TASK INSTRUCTIONS >> Starting at the line that contains "Parse this screenshot: output", quote every line through the end of the entries, word for word, skipping the pictures.

INFORMATION PROVIDED >>

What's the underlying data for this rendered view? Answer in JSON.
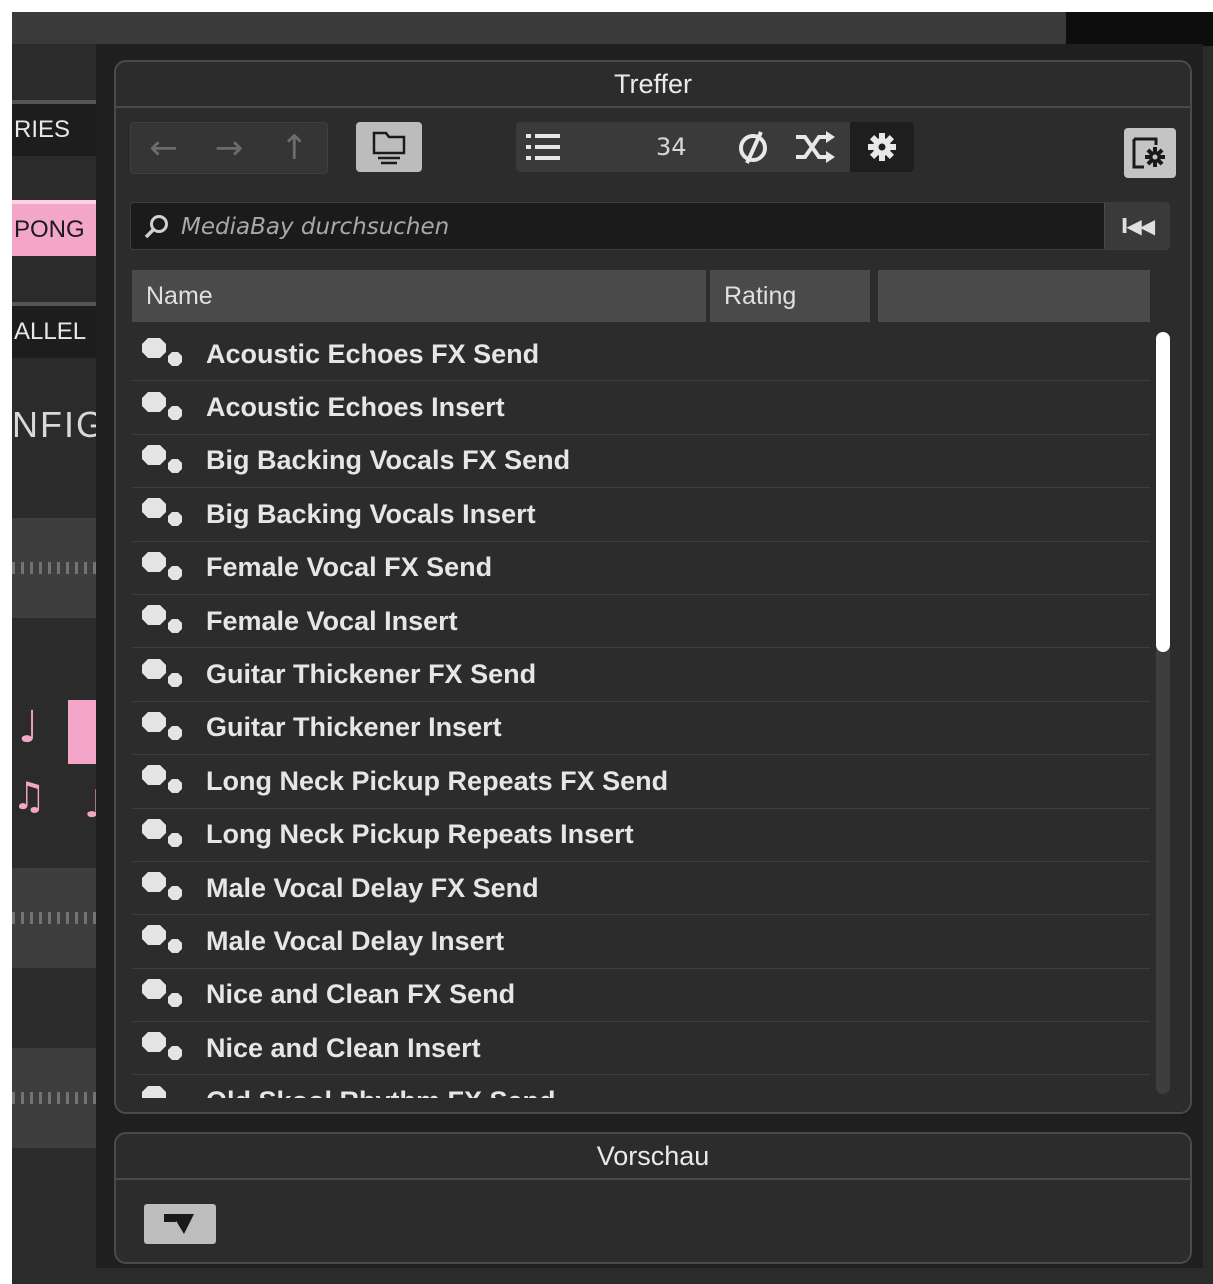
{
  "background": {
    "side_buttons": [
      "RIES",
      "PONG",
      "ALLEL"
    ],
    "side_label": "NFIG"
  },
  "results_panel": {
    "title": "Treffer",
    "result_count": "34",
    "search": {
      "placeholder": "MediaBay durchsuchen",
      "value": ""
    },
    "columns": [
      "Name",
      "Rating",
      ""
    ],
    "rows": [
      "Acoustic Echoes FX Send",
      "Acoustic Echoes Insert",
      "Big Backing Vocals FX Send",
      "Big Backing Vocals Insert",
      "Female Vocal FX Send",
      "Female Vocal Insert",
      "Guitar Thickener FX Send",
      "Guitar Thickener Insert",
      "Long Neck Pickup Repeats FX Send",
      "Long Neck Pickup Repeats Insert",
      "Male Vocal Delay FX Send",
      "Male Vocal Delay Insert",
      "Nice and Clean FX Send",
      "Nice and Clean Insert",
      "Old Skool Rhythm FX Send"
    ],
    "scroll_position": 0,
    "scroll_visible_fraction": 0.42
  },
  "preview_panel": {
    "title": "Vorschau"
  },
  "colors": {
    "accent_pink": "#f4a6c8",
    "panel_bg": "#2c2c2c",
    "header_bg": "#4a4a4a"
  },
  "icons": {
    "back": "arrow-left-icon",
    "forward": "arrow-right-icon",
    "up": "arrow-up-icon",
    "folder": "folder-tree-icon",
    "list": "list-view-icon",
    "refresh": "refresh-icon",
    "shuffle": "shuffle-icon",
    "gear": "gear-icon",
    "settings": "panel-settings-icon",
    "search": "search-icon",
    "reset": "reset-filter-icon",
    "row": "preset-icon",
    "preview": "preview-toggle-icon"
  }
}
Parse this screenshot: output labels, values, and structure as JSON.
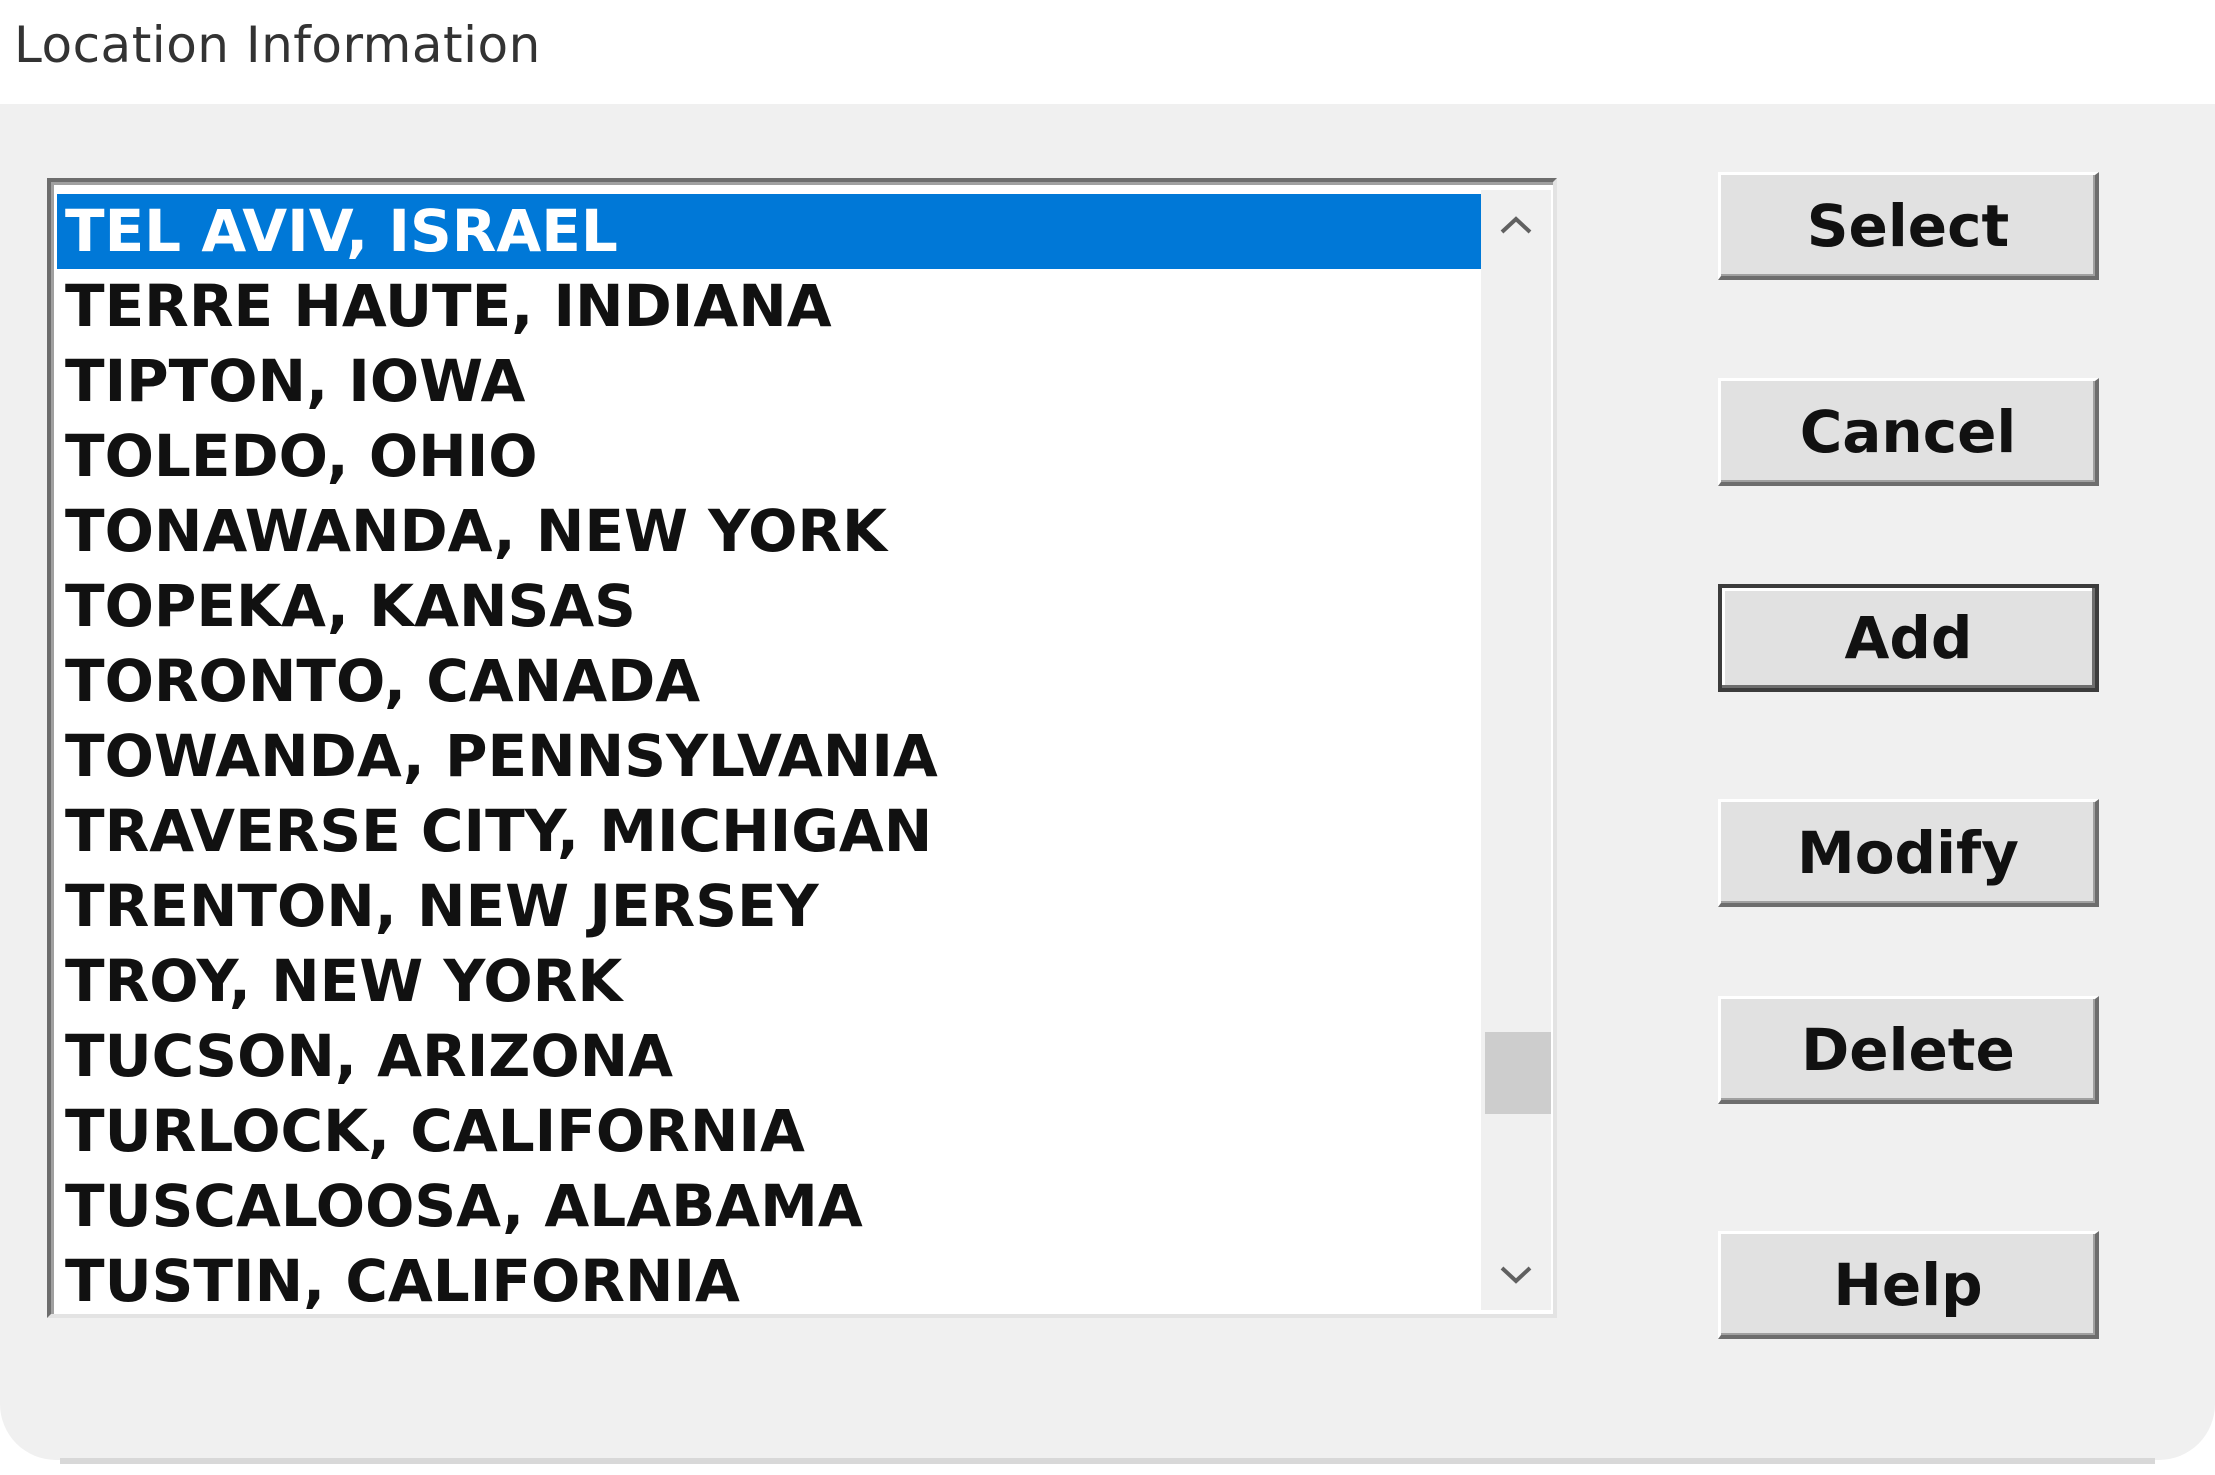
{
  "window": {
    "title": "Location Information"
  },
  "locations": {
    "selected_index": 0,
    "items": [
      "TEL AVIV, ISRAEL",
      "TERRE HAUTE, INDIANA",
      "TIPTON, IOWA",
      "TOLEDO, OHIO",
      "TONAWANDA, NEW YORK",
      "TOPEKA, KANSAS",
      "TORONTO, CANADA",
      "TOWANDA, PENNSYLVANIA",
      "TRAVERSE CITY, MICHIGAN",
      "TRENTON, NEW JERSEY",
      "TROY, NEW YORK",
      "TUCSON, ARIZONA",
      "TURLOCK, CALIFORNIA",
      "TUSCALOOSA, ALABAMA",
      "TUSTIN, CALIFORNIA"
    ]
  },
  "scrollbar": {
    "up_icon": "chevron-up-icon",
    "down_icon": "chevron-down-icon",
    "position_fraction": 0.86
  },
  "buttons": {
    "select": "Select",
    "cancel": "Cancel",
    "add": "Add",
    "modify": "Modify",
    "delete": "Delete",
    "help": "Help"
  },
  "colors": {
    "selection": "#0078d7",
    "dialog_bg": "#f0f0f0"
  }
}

COMPLETE OUTPUT >>
Parse this screenshot: output labels, values, and structure as JSON.
{
  "window": {
    "title": "Location Information"
  },
  "locations": {
    "selected_index": 0,
    "items": [
      "TEL AVIV, ISRAEL",
      "TERRE HAUTE, INDIANA",
      "TIPTON, IOWA",
      "TOLEDO, OHIO",
      "TONAWANDA, NEW YORK",
      "TOPEKA, KANSAS",
      "TORONTO, CANADA",
      "TOWANDA, PENNSYLVANIA",
      "TRAVERSE CITY, MICHIGAN",
      "TRENTON, NEW JERSEY",
      "TROY, NEW YORK",
      "TUCSON, ARIZONA",
      "TURLOCK, CALIFORNIA",
      "TUSCALOOSA, ALABAMA",
      "TUSTIN, CALIFORNIA"
    ]
  },
  "scrollbar": {
    "up_icon": "chevron-up-icon",
    "down_icon": "chevron-down-icon",
    "position_fraction": 0.86
  },
  "buttons": {
    "select": "Select",
    "cancel": "Cancel",
    "add": "Add",
    "modify": "Modify",
    "delete": "Delete",
    "help": "Help"
  },
  "colors": {
    "selection": "#0078d7",
    "dialog_bg": "#f0f0f0"
  }
}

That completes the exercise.